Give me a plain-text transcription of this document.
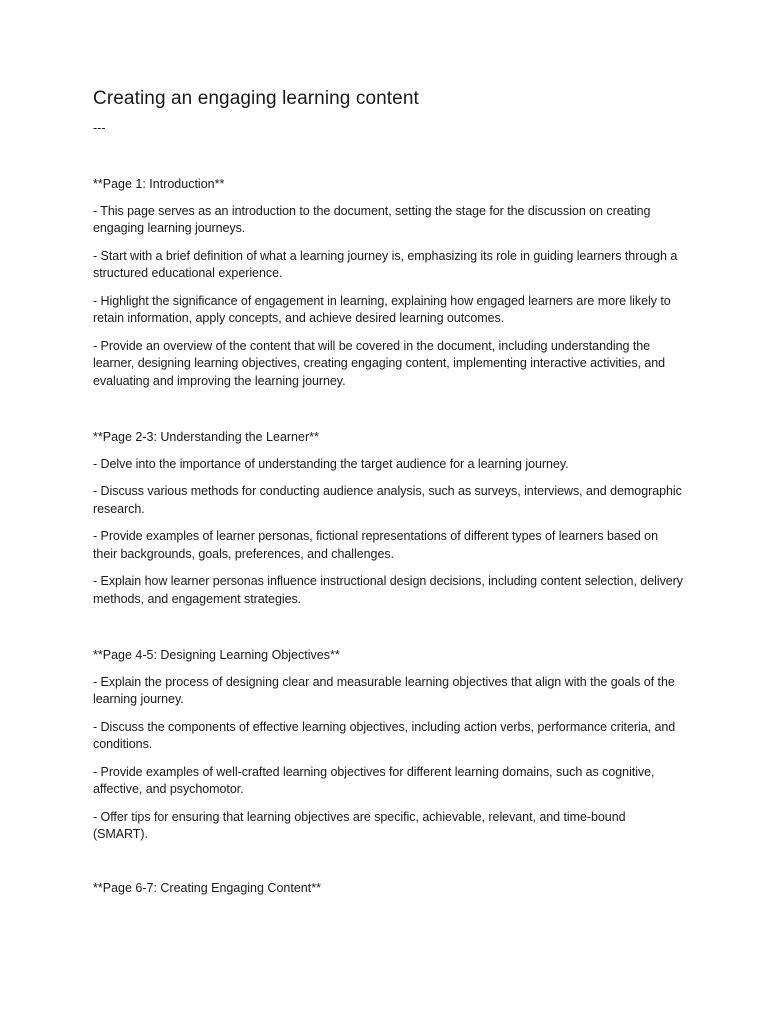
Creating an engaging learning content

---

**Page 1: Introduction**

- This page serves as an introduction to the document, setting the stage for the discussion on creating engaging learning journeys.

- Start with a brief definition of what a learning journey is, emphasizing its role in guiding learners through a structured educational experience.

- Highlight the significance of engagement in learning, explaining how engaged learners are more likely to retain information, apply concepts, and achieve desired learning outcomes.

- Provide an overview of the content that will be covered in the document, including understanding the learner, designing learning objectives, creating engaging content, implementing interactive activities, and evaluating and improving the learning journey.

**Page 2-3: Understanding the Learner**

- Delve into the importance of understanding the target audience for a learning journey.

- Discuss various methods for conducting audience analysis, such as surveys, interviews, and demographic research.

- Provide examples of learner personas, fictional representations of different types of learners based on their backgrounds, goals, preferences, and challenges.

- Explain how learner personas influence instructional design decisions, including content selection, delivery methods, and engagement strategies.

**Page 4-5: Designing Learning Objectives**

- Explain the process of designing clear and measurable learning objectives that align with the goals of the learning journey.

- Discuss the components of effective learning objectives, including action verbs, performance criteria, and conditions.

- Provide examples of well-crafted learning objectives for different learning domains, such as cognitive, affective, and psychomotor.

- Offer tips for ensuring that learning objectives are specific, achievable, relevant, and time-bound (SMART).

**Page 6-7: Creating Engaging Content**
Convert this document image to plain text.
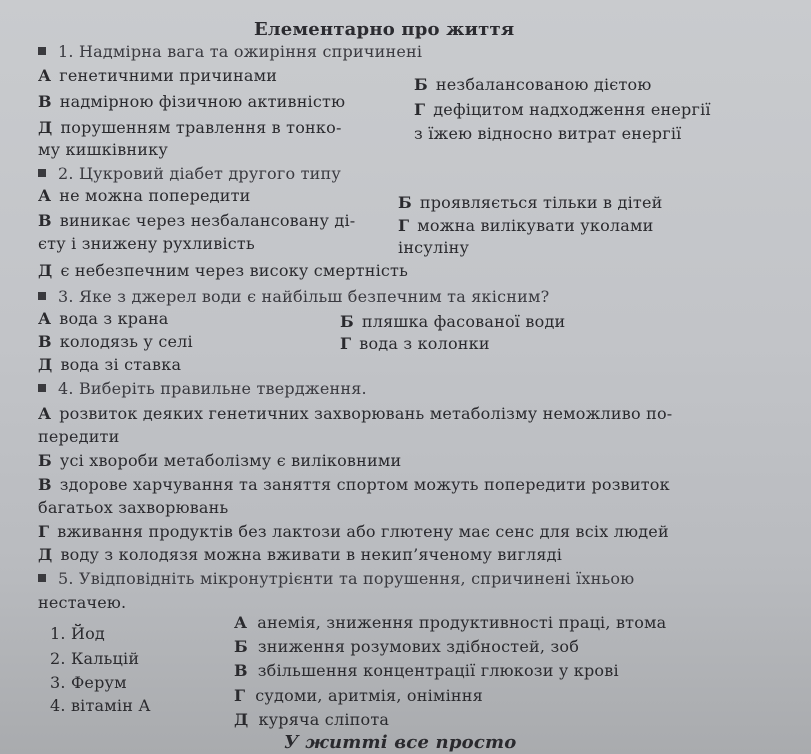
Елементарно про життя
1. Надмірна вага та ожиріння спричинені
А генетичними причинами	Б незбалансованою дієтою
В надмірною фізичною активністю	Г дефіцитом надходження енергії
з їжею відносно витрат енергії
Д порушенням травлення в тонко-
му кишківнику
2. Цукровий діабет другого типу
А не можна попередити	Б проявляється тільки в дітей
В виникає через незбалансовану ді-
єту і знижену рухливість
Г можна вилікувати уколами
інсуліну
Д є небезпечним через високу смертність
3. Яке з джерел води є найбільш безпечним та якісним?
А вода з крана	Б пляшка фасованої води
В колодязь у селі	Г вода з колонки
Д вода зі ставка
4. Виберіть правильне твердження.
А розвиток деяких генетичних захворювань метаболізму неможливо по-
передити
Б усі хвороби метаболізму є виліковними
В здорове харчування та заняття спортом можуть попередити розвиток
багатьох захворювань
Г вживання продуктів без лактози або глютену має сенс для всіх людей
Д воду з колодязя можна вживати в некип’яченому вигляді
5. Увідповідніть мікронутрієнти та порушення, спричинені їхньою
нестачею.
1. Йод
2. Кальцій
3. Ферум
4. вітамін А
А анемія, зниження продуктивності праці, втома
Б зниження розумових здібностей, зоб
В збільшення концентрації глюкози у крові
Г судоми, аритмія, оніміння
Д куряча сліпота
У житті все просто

━━━━

* **Do this**
Set every line down exactly as written, leaving each picture out.

* **The reply**
Give me a plain-text transcription of this document.
Creating an engaging learning content

---

**Page 1: Introduction**

- This page serves as an introduction to the document, setting the stage for the discussion on creating engaging learning journeys.

- Start with a brief definition of what a learning journey is, emphasizing its role in guiding learners through a structured educational experience.

- Highlight the significance of engagement in learning, explaining how engaged learners are more likely to retain information, apply concepts, and achieve desired learning outcomes.

- Provide an overview of the content that will be covered in the document, including understanding the learner, designing learning objectives, creating engaging content, implementing interactive activities, and evaluating and improving the learning journey.

**Page 2-3: Understanding the Learner**

- Delve into the importance of understanding the target audience for a learning journey.

- Discuss various methods for conducting audience analysis, such as surveys, interviews, and demographic research.

- Provide examples of learner personas, fictional representations of different types of learners based on their backgrounds, goals, preferences, and challenges.

- Explain how learner personas influence instructional design decisions, including content selection, delivery methods, and engagement strategies.

**Page 4-5: Designing Learning Objectives**

- Explain the process of designing clear and measurable learning objectives that align with the goals of the learning journey.

- Discuss the components of effective learning objectives, including action verbs, performance criteria, and conditions.

- Provide examples of well-crafted learning objectives for different learning domains, such as cognitive, affective, and psychomotor.

- Offer tips for ensuring that learning objectives are specific, achievable, relevant, and time-bound (SMART).

**Page 6-7: Creating Engaging Content**
Convert this document image to plain text.
Елементарно про життя
1. Надмірна вага та ожиріння спричинені
А генетичними причинами	Б незбалансованою дієтою
В надмірною фізичною активністю	Г дефіцитом надходження енергії
з їжею відносно витрат енергії
Д порушенням травлення в тонко-
му кишківнику
2. Цукровий діабет другого типу
А не можна попередити	Б проявляється тільки в дітей
В виникає через незбалансовану ді-
єту і знижену рухливість
Г можна вилікувати уколами
інсуліну
Д є небезпечним через високу смертність
3. Яке з джерел води є найбільш безпечним та якісним?
А вода з крана	Б пляшка фасованої води
В колодязь у селі	Г вода з колонки
Д вода зі ставка
4. Виберіть правильне твердження.
А розвиток деяких генетичних захворювань метаболізму неможливо по-
передити
Б усі хвороби метаболізму є виліковними
В здорове харчування та заняття спортом можуть попередити розвиток
багатьох захворювань
Г вживання продуктів без лактози або глютену має сенс для всіх людей
Д воду з колодязя можна вживати в некип’яченому вигляді
5. Увідповідніть мікронутрієнти та порушення, спричинені їхньою
нестачею.
1. Йод
2. Кальцій
3. Ферум
4. вітамін А
А анемія, зниження продуктивності праці, втома
Б зниження розумових здібностей, зоб
В збільшення концентрації глюкози у крові
Г судоми, аритмія, оніміння
Д куряча сліпота
У житті все просто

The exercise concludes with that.